* What the task requires *
Repeat the listing that follows, character for character, minus the pictures.

--- start of Provided data ---

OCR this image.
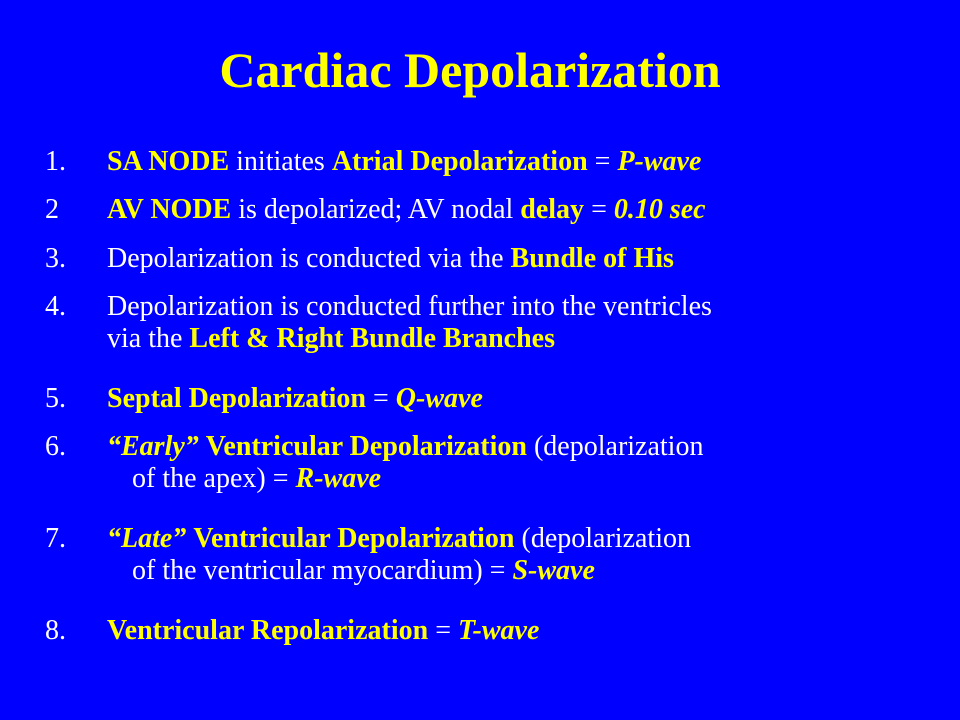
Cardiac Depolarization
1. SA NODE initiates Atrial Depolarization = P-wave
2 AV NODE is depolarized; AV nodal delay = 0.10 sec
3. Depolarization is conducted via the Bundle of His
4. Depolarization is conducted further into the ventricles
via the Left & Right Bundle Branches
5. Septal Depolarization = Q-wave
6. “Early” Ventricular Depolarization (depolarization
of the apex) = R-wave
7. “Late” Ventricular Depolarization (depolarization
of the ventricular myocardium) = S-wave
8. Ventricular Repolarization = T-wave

--- end of Provided data ---

* Exercise solution *
OCR this image.
Cardiac Depolarization
1. SA NODE initiates Atrial Depolarization = P-wave
2 AV NODE is depolarized; AV nodal delay = 0.10 sec
3. Depolarization is conducted via the Bundle of His
4. Depolarization is conducted further into the ventricles
via the Left & Right Bundle Branches
5. Septal Depolarization = Q-wave
6. “Early” Ventricular Depolarization (depolarization
of the apex) = R-wave
7. “Late” Ventricular Depolarization (depolarization
of the ventricular myocardium) = S-wave
8. Ventricular Repolarization = T-wave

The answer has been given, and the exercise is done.